§ **DIRECTIONS FOR THIS TASK**:
Which lines in the material below contain the word "Aromadendron"? Copy each of them.

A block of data
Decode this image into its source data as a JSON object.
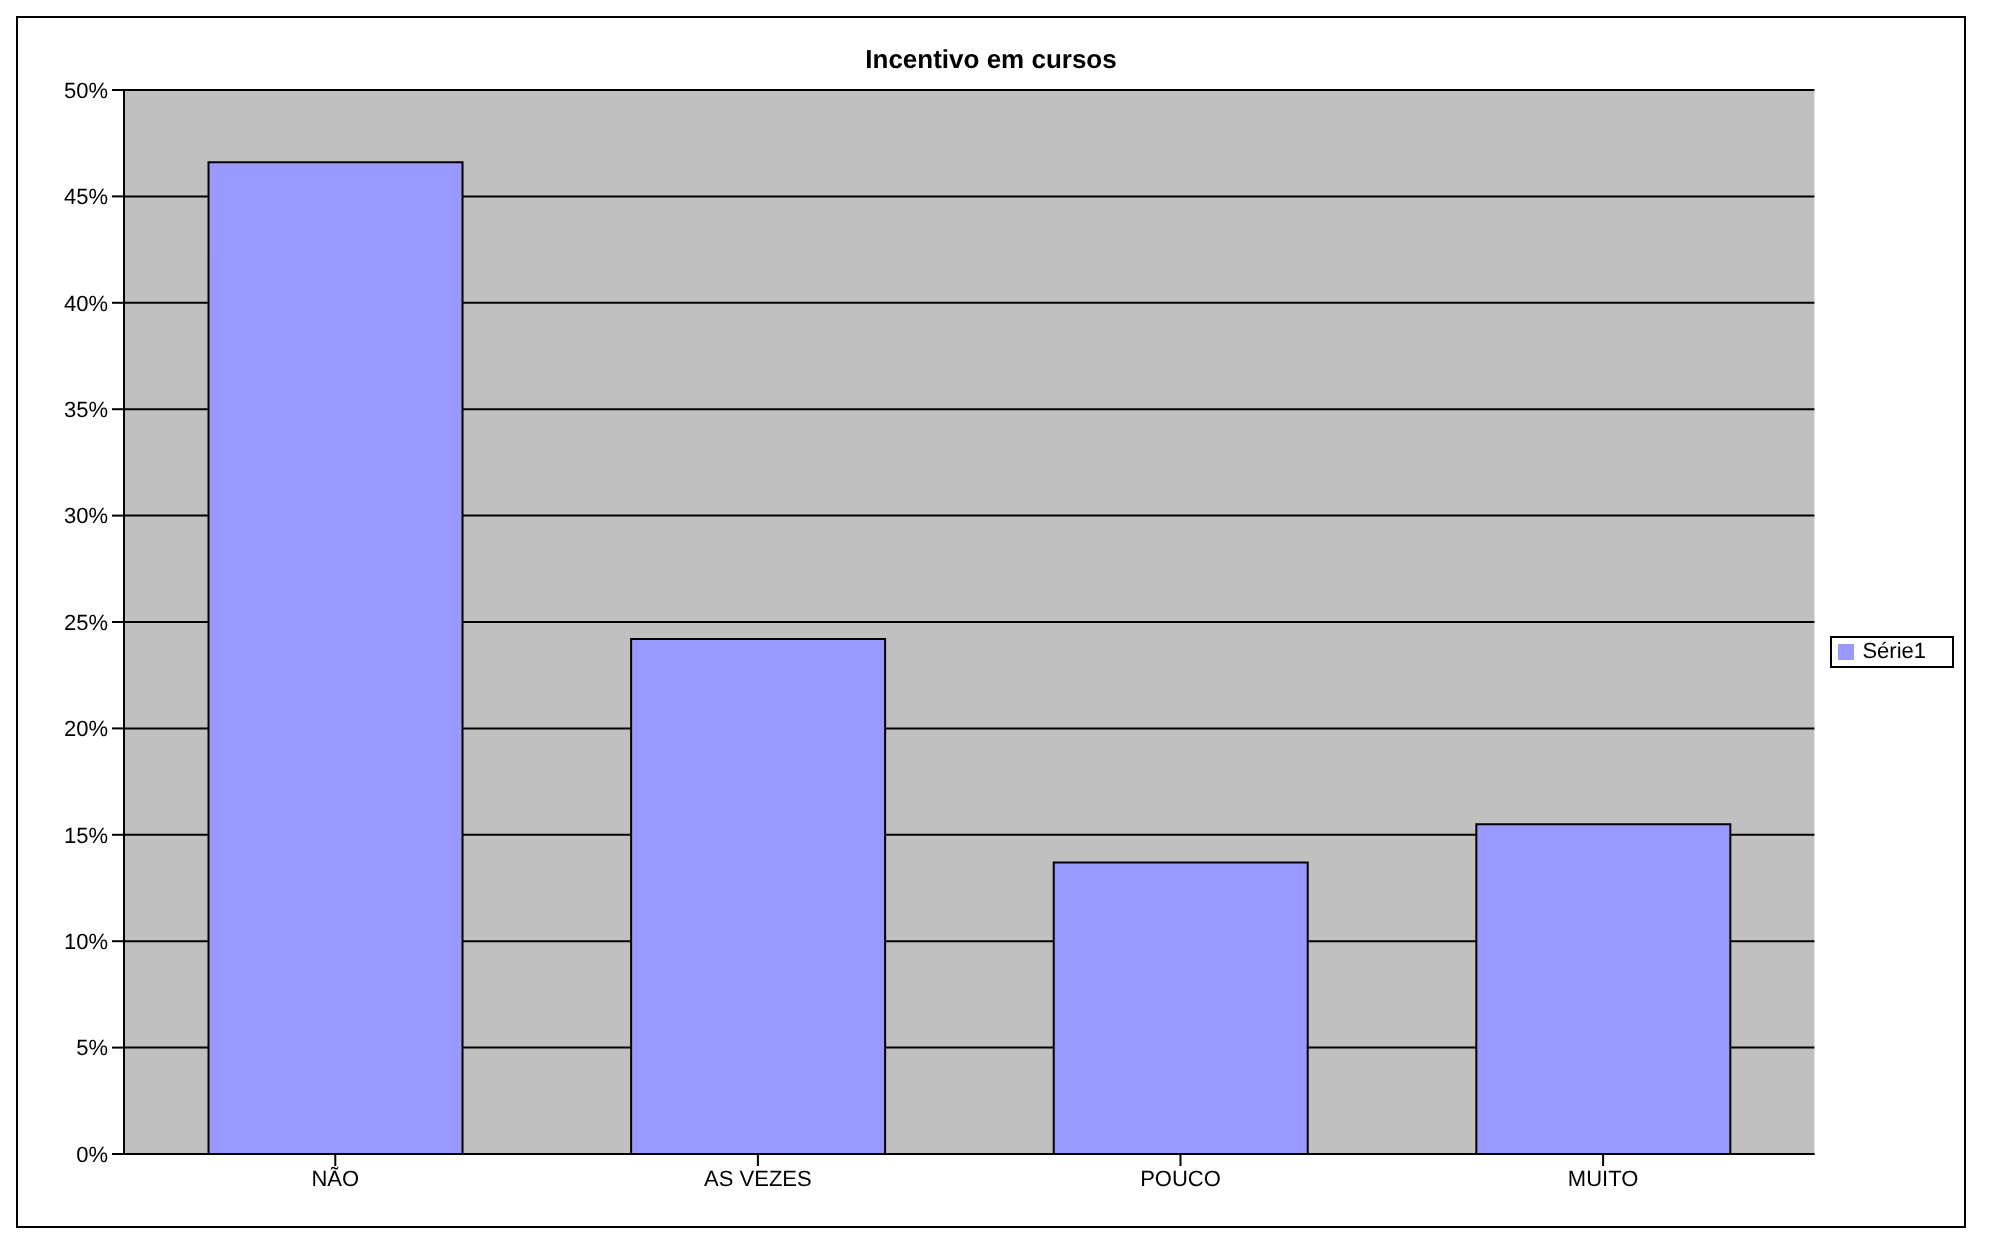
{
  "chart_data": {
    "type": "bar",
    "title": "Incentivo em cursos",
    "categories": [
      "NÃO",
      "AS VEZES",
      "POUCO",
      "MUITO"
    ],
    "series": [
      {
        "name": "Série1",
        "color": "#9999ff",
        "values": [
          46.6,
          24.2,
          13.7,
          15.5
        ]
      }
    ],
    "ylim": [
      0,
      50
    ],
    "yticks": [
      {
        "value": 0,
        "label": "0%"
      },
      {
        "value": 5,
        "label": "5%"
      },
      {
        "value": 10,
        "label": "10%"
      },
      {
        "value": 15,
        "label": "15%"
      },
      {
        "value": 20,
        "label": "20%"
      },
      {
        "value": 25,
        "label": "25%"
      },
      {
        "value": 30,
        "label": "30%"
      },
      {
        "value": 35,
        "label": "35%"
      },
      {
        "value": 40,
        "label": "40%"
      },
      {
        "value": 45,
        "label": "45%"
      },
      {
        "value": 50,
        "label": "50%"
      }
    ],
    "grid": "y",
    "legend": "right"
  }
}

* * *

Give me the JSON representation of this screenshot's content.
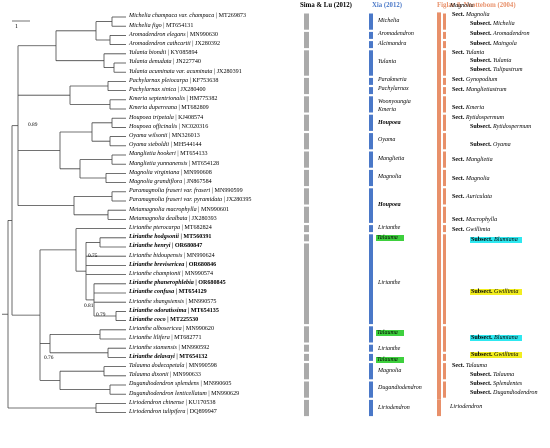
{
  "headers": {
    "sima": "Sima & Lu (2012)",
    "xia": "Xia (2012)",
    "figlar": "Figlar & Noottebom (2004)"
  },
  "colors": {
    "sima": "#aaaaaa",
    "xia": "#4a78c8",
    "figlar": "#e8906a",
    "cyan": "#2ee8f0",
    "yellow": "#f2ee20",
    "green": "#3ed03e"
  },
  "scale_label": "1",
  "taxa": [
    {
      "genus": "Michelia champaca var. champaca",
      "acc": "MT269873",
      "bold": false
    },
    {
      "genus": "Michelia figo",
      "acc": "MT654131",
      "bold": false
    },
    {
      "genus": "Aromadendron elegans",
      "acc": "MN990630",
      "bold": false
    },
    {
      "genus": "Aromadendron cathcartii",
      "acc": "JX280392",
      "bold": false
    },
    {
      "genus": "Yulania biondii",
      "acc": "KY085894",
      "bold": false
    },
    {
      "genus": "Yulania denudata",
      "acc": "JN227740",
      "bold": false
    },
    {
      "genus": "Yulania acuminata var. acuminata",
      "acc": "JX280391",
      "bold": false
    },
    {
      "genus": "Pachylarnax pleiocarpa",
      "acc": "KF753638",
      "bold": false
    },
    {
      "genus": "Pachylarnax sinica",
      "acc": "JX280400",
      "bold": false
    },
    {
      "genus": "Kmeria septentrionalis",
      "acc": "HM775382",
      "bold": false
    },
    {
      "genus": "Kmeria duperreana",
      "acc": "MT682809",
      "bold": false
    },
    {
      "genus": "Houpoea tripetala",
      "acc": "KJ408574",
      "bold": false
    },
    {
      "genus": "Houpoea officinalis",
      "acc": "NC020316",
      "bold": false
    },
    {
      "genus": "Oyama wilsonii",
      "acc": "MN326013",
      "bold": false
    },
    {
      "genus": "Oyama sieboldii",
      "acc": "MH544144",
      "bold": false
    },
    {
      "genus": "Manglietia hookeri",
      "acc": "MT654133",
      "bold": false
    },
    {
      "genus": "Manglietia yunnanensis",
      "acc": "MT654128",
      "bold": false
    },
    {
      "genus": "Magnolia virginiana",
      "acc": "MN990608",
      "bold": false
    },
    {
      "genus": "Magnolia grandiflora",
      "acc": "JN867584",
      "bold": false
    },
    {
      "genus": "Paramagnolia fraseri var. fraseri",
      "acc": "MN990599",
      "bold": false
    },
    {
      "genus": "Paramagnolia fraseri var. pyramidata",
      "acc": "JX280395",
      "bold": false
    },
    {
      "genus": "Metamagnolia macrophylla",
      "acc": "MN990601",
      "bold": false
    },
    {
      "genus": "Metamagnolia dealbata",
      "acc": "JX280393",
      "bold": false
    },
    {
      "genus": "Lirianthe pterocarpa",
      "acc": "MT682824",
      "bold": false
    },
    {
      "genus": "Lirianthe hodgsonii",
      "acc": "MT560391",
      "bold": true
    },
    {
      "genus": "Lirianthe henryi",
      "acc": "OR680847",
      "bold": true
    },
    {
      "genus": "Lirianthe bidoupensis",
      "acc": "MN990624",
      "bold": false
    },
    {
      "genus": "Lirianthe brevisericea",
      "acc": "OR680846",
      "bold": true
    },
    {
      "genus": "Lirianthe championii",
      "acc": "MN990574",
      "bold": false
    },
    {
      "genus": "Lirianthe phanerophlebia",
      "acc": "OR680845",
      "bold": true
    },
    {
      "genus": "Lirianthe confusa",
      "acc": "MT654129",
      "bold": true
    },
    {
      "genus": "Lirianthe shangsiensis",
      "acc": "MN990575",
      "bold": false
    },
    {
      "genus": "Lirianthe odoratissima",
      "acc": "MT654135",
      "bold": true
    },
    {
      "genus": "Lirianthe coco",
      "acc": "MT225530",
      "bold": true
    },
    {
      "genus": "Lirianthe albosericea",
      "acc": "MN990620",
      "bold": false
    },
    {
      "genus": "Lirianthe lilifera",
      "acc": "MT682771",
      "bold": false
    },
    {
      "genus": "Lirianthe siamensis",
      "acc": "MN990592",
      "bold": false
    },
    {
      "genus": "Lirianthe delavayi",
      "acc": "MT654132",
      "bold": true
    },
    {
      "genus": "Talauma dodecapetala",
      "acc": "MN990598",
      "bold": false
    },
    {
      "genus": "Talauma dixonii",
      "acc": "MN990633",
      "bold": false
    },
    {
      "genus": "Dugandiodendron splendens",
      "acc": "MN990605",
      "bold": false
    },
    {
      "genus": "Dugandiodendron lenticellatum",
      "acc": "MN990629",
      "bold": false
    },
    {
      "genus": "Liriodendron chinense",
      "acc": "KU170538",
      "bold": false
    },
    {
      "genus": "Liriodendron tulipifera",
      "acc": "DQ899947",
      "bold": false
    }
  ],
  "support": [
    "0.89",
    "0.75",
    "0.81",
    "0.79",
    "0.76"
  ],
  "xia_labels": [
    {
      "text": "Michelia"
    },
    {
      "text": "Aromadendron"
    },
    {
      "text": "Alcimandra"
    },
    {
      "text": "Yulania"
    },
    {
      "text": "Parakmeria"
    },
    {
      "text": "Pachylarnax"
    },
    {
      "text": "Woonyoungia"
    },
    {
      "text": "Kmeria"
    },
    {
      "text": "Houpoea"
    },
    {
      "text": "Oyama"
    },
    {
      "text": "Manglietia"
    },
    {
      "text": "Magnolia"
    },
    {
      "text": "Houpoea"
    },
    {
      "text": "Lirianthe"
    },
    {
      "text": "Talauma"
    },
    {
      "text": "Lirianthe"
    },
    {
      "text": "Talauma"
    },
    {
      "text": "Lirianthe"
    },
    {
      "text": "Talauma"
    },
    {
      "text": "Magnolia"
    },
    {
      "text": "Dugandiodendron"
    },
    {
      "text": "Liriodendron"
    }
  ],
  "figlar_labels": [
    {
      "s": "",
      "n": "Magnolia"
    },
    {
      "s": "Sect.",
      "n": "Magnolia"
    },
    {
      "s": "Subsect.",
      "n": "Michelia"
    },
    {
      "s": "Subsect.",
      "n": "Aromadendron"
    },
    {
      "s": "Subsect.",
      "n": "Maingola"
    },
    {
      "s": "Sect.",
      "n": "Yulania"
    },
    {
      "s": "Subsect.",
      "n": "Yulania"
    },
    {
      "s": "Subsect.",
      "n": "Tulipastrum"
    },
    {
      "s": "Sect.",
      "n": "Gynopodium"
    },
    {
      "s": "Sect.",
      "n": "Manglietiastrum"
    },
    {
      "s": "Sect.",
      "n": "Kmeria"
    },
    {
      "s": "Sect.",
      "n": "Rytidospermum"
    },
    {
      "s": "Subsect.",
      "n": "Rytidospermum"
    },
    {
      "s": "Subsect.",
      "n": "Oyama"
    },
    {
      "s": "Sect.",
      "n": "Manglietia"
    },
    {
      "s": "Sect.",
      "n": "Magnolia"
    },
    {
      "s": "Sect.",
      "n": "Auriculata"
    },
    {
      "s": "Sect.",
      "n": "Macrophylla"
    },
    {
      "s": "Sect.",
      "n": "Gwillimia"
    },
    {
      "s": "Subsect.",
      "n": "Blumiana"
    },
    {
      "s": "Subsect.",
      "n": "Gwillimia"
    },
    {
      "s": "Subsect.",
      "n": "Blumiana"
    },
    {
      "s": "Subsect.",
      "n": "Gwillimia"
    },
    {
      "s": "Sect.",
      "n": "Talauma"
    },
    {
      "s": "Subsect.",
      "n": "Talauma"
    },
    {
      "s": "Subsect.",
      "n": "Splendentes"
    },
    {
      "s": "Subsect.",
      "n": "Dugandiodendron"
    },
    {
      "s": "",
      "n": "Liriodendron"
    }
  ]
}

§ **WRITTEN SOLUTION**:
      "genus": "Aromadendron elegans",
      "genus": "Aromadendron cathcartii",
      "text": "Aromadendron"
      "n": "Aromadendron"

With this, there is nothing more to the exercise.